Images des ministres du gouvernement houthi lors de leurs funérailles après leur mort dans une frappe israélienne (Reuters)

Les répercussions de la frappe israélienne qui a visé la capitale yéménite Sanaa jeudi dernier, entraînant la mort de plusieurs ministres du gouvernement des Houthis, continuent d'assombrir la scène politique au Yémen, malgré les assurances répétées du groupe qu'il a surmonté le choc et nommé un nouveau Premier ministre.

Parallèlement, de nombreux analystes politiques suivant les affaires yéménites s'accordent à dire que la frappe, qui a coûté la vie au Premier ministre Ahmed Ghaleb al-Rahwi et à neuf autres ministres et responsables, constitue l'un des coups les plus forts reçus par le groupe depuis sa création il y a plus de deux décennies, marquant une nouvelle phase du conflit entre les Houthis et Israël.

Majid al-Madhhaji, cofondateur et directeur du Centre d'études de Sanaa, a déclaré à "An-Nahar" que la frappe représente le début d'une nouvelle phase de frappes israéliennes, qu'il a qualifiées de « brutales », ciblant la direction du groupe après qu'Israël a réussi à pénétrer les rangs des Houthis et à obtenir des informations précises sur les déplacements de leurs dirigeants.

Al-Madhhaji a ajouté : « Cela représente un développement qualitatif dans l'intervention israélienne au Yémen, passant à une phase plus brutale en ciblant et en éliminant des dirigeants houthistes. Il semble que les Israéliens aient réussi à combler le déficit d'informations et disposent désormais de sources fiables sur le terrain. »

Concernant les répercussions de la frappe israélienne sur le groupe et son avenir au pouvoir, al-Madhhaji estime que l'image des Houthis en tant que groupe fort capable de se protéger s'érodera progressivement. Le travail du gouvernement houthi dans la gestion de ses affaires et des zones sous son contrôle pourrait être perturbé, et de nombreuses personnes pourraient hésiter à rejoindre leurs rangs par crainte d'être ciblées par des raids israéliens. Il a ajouté : « Ces frappes augmenteront le coût de l'adhésion au mouvement, Israël ayant clairement indiqué que le prix est la mort. »

Les Houthis sont apparus désemparés dans les heures qui ont suivi la frappe, niant rapidement la mort de l'un de leurs dirigeants avant d'admettre plus tard la mort du Premier ministre tout en continuant à cacher les noms des autres victimes. Cela a conduit certains analystes à croire que le groupe cache encore la mort de hauts dirigeants militaires dans la frappe.

Bien qu'il reconnaisse que la frappe a causé un choc moral aux Houthis, al-Madhhaji affirme que le groupe reste fort car ses dirigeants de premier plan n'ont pas été ciblés. Cependant, il prévoit que la poursuite de telles frappes pourrait affaiblir le mouvement à long terme. Il a déclaré : « C'est le plus grand coup porté au groupe pendant sa période de stabilité au pouvoir ; il a affecté moralement mais n'a pas touché la structure profonde de l'organisation ni sa capacité à fonctionner. La frappe n'a pas ciblé ses principales figures ; le centre de commandement du groupe existe toujours. Cependant, la poursuite de ces frappes nuira gravement à la capacité du mouvement à manœuvrer et à remplacer ses dirigeants, ce qui est coûteux pour un groupe encore jeune. »

SUPPORT D'EXERCICE -
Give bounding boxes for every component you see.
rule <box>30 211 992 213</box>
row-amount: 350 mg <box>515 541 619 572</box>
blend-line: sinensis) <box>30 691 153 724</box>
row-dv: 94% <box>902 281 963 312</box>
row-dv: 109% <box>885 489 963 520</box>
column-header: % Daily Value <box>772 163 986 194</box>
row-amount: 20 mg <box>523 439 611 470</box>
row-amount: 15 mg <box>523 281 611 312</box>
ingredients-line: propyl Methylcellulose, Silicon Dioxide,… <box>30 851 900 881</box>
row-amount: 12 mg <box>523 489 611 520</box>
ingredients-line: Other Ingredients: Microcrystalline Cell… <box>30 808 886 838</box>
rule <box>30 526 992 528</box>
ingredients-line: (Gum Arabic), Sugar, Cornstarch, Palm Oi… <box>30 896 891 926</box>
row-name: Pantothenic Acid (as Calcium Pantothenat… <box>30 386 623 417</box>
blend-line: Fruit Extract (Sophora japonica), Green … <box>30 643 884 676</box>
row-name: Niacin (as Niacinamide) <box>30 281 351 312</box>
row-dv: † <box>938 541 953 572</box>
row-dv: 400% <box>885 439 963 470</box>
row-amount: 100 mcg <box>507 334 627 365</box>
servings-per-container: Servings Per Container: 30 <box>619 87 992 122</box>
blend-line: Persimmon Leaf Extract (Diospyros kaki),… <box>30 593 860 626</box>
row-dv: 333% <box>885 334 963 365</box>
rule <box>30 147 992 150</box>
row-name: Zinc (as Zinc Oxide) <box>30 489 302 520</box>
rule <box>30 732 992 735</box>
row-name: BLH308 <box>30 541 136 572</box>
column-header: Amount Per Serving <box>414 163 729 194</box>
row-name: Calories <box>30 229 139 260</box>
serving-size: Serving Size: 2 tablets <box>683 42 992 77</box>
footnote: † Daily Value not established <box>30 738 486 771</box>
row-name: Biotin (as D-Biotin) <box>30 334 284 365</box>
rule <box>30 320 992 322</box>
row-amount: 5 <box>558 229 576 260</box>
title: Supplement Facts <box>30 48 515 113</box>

CONSIGNE A -
Recopiez fidèlement l'ensemble des lignes du bloc 1, de la première à la dernière.
CONSIGNE B -
Rédigez la suite de l'article consacré à la frappe israélienne sur Sanaa, en reprenant après sa dernière phrase.

RÉSULTAT A -
Give bounding boxes for every component you see.
rule <box>30 211 992 213</box>
row-amount: 350 mg <box>515 541 619 572</box>
blend-line: sinensis) <box>30 691 153 724</box>
row-dv: 94% <box>902 281 963 312</box>
row-dv: 109% <box>885 489 963 520</box>
column-header: % Daily Value <box>772 163 986 194</box>
row-amount: 20 mg <box>523 439 611 470</box>
row-amount: 15 mg <box>523 281 611 312</box>
ingredients-line: propyl Methylcellulose, Silicon Dioxide,… <box>30 851 900 881</box>
row-amount: 12 mg <box>523 489 611 520</box>
ingredients-line: Other Ingredients: Microcrystalline Cell… <box>30 808 886 838</box>
rule <box>30 526 992 528</box>
ingredients-line: (Gum Arabic), Sugar, Cornstarch, Palm Oi… <box>30 896 891 926</box>
row-name: Pantothenic Acid (as Calcium Pantothenat… <box>30 386 623 417</box>
blend-line: Fruit Extract (Sophora japonica), Green … <box>30 643 884 676</box>
row-name: Niacin (as Niacinamide) <box>30 281 351 312</box>
row-dv: † <box>938 541 953 572</box>
row-dv: 400% <box>885 439 963 470</box>
row-amount: 100 mcg <box>507 334 627 365</box>
servings-per-container: Servings Per Container: 30 <box>619 87 992 122</box>
blend-line: Persimmon Leaf Extract (Diospyros kaki),… <box>30 593 860 626</box>
row-dv: 333% <box>885 334 963 365</box>
rule <box>30 147 992 150</box>
row-name: Zinc (as Zinc Oxide) <box>30 489 302 520</box>
rule <box>30 732 992 735</box>
row-name: BLH308 <box>30 541 136 572</box>
column-header: Amount Per Serving <box>414 163 729 194</box>
row-name: Calories <box>30 229 139 260</box>
serving-size: Serving Size: 2 tablets <box>683 42 992 77</box>
footnote: † Daily Value not established <box>30 738 486 771</box>
row-name: Biotin (as D-Biotin) <box>30 334 284 365</box>
rule <box>30 320 992 322</box>
row-amount: 5 <box>558 229 576 260</box>
title: Supplement Facts <box>30 48 515 113</box>

RÉSULTAT B -
D'autre part, Mohamed Al-Basha, fondateur de la société de conseil en risques Pasha Report basée à Washington, a déclaré que la frappe israélienne résultait d'un effort de renseignement intensif, accompagné de frappes depuis juillet 2024 visant les infrastructures, les centres d'énergie et de transport dans les zones contrôlées par les Houthis.

Al-Basha est d'accord avec al-Madhhaji pour dire que la frappe n'aura pas d'impact significatif sur le groupe pour le moment, car elle a ciblé des responsables civils et non des dirigeants militaires ou politiques de haut rang. Il a déclaré à "An-Nahar" : « Cette frappe n'affectera probablement pas la capacité des Houthis à poursuivre leurs attaques contre Israël ou leurs opérations maritimes. Les personnes ciblées n'étaient pas des hauts dirigeants militaires ni des experts en fabrication ou en exploitation de drones et de missiles, ce qui signifie que le groupe conserve ses capacités militaires. »

Par ailleurs, Nadwa Al-Dosari, chercheuse à l'Institut du Moyen-Orient à Washington, a prédit dans une interview à "An-Nahar" que le groupe deviendrait plus agressif envers la population dans ses zones de contrôle, lançant de vastes campagnes d'arrestations qui pourraient viser des dirigeants importants au sein du groupe, les accusant d'espionnage pour Israël. Elle a déclaré : « Bien que la frappe n'ait pas ciblé les décideurs du groupe, la mort de presque tous les ministres du gouvernement en une seule frappe révèle la faiblesse des Houthis, contrairement à l'image qu'ils essaient de présenter comme une force invincible. L'opération confirme également la capacité d'Israël à cibler massivement les dirigeants du groupe, ce qui constitue une grave faille de sécurité. »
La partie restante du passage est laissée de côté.